**Problem details**
Starting at the line in the material that contains "Patent image size: (981, 627)." and stopping after the line that contains "The rotor winding 22' is at (474, 202).", format those lines as a JSON list of strings, one string per line. Leave out blank lines.

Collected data
* begin *
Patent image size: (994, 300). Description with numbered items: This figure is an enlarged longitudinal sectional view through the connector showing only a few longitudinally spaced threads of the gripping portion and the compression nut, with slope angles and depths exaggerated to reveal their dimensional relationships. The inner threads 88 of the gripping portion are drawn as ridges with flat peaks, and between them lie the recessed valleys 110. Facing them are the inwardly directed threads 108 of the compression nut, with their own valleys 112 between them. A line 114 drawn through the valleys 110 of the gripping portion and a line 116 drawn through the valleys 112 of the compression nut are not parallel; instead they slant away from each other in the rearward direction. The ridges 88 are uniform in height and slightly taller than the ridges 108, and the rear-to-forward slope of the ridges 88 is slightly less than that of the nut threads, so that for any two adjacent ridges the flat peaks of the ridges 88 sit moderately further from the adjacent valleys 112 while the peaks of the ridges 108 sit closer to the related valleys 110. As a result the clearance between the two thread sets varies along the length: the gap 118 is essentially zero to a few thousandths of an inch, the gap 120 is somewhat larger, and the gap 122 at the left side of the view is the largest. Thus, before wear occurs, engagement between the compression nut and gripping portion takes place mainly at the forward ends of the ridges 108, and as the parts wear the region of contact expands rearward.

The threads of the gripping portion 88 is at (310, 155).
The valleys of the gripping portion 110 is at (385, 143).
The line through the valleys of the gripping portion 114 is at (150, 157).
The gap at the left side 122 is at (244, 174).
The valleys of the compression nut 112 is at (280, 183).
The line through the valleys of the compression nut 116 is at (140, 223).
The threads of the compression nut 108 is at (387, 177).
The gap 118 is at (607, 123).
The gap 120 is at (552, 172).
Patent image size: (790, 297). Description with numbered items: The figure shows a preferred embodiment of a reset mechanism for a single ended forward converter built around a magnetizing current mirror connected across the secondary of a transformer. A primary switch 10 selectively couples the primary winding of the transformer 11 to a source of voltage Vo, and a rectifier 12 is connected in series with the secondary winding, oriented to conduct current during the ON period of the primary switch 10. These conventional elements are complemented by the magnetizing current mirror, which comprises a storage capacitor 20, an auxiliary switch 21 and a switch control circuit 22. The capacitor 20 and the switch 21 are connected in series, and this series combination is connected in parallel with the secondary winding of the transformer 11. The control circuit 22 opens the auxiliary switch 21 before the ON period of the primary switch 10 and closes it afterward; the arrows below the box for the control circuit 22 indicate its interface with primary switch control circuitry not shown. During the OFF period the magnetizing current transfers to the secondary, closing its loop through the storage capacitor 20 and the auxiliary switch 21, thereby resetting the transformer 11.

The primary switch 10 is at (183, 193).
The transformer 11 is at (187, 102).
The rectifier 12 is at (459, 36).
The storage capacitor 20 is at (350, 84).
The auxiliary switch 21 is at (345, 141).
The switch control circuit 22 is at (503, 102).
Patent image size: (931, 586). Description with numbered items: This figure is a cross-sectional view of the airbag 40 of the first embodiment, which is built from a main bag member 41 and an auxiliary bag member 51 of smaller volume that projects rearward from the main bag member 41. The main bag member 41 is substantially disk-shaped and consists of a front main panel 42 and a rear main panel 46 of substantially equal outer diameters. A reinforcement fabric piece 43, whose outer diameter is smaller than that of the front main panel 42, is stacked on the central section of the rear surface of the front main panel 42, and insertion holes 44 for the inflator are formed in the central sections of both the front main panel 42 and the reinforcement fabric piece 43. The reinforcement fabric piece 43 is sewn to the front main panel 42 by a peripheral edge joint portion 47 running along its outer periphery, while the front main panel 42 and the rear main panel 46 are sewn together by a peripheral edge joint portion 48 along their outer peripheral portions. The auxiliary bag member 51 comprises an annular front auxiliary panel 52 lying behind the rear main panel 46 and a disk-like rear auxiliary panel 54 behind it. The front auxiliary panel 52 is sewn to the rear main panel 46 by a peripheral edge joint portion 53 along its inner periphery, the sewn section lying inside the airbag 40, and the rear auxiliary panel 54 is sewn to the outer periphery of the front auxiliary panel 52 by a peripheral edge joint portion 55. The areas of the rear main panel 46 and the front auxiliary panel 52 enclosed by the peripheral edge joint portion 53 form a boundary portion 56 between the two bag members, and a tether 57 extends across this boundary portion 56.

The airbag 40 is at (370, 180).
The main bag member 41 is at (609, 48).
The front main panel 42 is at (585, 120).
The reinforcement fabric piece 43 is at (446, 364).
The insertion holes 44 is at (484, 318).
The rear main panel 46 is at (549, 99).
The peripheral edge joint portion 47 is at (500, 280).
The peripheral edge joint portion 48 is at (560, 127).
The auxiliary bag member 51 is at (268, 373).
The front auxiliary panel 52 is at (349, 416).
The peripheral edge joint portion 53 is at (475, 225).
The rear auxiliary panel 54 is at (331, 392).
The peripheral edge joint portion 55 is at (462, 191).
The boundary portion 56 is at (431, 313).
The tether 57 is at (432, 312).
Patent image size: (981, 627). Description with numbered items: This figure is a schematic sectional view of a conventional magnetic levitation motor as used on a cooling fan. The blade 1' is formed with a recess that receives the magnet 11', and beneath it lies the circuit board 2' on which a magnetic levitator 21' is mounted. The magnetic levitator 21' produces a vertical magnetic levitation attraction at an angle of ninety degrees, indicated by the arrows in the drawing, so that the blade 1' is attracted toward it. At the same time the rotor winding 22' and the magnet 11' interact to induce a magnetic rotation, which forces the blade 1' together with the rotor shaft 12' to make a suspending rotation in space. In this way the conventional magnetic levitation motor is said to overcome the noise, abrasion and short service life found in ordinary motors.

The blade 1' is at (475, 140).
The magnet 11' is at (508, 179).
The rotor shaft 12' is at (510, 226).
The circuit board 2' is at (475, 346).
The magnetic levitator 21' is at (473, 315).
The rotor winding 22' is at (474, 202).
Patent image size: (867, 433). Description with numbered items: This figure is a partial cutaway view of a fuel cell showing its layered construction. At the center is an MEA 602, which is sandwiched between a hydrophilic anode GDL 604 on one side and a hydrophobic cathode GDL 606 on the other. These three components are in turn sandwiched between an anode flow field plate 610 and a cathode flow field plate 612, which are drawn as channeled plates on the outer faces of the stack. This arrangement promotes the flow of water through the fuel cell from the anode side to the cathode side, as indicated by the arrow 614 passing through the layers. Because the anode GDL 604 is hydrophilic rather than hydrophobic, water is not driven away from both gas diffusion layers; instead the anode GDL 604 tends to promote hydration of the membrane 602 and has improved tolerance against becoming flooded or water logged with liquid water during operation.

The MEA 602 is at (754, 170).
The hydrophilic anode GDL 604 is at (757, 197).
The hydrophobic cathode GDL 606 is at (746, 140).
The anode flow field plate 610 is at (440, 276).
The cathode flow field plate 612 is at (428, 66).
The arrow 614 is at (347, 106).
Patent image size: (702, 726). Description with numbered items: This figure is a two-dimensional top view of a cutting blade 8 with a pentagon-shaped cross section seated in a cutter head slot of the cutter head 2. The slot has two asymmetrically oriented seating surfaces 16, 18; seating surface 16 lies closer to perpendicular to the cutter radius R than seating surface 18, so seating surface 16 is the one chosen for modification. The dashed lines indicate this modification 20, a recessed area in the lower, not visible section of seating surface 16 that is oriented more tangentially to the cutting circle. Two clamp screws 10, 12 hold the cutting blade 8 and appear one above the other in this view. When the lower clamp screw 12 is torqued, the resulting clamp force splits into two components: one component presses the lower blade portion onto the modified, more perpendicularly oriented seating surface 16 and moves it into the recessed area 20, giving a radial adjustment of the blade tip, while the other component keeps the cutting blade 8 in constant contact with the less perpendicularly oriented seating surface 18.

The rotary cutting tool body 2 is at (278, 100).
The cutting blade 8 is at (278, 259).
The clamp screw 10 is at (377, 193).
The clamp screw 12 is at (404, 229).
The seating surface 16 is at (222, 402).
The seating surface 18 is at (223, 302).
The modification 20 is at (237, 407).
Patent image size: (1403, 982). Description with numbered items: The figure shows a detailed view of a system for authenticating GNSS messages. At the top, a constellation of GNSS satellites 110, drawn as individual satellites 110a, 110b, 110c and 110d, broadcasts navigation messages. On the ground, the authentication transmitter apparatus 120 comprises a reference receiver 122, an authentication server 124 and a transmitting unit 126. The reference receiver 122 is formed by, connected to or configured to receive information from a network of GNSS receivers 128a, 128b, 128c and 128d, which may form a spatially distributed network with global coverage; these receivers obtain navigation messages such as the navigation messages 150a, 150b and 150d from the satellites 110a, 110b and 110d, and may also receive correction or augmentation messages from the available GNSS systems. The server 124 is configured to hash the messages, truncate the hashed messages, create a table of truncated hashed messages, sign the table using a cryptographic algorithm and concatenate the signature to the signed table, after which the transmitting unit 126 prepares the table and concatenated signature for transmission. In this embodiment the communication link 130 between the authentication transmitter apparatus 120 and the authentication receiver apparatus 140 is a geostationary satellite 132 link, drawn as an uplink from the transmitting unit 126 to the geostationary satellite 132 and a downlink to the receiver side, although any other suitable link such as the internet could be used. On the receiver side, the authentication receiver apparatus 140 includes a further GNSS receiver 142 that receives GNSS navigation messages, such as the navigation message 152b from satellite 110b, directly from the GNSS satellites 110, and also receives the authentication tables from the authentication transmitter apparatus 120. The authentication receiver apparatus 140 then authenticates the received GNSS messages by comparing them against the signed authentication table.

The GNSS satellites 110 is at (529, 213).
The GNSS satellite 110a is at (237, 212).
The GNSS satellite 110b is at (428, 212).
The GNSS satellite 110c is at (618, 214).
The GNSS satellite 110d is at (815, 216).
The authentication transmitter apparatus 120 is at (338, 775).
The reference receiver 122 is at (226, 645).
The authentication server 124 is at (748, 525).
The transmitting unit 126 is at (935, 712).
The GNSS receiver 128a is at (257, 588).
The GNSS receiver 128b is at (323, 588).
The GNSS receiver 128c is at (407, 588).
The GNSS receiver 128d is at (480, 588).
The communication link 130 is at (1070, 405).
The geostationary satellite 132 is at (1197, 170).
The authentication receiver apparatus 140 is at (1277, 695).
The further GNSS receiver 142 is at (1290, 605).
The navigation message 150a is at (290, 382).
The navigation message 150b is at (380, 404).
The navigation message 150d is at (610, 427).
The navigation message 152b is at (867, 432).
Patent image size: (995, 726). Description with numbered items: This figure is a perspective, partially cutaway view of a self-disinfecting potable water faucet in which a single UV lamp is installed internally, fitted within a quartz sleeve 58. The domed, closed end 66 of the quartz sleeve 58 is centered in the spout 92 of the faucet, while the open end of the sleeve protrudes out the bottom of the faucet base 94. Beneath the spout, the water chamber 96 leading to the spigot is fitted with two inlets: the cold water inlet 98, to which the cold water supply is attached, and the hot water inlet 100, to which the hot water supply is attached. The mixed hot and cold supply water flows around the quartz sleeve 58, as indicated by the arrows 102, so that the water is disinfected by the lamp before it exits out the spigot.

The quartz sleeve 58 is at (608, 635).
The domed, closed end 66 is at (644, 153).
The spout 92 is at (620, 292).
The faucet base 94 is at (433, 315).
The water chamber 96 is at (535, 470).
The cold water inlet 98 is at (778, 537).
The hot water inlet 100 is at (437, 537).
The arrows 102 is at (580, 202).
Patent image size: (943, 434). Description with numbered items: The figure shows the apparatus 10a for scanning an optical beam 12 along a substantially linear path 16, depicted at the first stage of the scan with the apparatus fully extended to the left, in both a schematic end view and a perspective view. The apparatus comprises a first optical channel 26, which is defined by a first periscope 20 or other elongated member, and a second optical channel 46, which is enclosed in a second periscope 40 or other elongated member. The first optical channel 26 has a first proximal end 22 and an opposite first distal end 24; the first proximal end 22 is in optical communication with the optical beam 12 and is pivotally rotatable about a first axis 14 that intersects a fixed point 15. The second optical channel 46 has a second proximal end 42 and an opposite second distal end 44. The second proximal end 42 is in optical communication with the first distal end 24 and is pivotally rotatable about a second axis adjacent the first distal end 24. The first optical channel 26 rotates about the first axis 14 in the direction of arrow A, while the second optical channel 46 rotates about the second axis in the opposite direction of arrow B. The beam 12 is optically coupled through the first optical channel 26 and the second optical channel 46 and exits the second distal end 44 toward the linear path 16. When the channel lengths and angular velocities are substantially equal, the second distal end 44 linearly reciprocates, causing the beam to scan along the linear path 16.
* end *
**Worked answer**
[
  "Patent image size: (981, 627). Description with numbered items: This figure is a schematic sectional view of a conventional magnetic levitation motor as used on a cooling fan. The blade 1' is formed with a recess that receives the magnet 11', and beneath it lies the circuit board 2' on which a magnetic levitator 21' is mounted. The magnetic levitator 21' produces a vertical magnetic levitation attraction at an angle of ninety degrees, indicated by the arrows in the drawing, so that the blade 1' is attracted toward it. At the same time the rotor winding 22' and the magnet 11' interact to induce a magnetic rotation, which forces the blade 1' together with the rotor shaft 12' to make a suspending rotation in space. In this way the conventional magnetic levitation motor is said to overcome the noise, abrasion and short service life found in ordinary motors.",
  "The blade 1' is at (475, 140).",
  "The magnet 11' is at (508, 179).",
  "The rotor shaft 12' is at (510, 226).",
  "The circuit board 2' is at (475, 346).",
  "The magnetic levitator 21' is at (473, 315).",
  "The rotor winding 22' is at (474, 202)."
]